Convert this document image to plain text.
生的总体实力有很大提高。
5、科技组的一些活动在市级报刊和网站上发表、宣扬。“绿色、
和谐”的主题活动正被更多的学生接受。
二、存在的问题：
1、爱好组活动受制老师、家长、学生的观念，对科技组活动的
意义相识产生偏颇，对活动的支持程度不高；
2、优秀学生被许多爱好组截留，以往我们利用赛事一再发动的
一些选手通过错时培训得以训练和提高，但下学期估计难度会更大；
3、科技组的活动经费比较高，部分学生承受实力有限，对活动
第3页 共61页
- - -
Directive ->
Please output the entries above, every line exactly as it reads.

Right answer ->
Convert this document image to plain text.
生的总体实力有很大提高。
5、科技组的一些活动在市级报刊和网站上发表、宣扬。“绿色、
和谐”的主题活动正被更多的学生接受。
二、存在的问题：
1、爱好组活动受制老师、家长、学生的观念，对科技组活动的
意义相识产生偏颇，对活动的支持程度不高；
2、优秀学生被许多爱好组截留，以往我们利用赛事一再发动的
一些选手通过错时培训得以训练和提高，但下学期估计难度会更大；
3、科技组的活动经费比较高，部分学生承受实力有限，对活动
第3页 共61页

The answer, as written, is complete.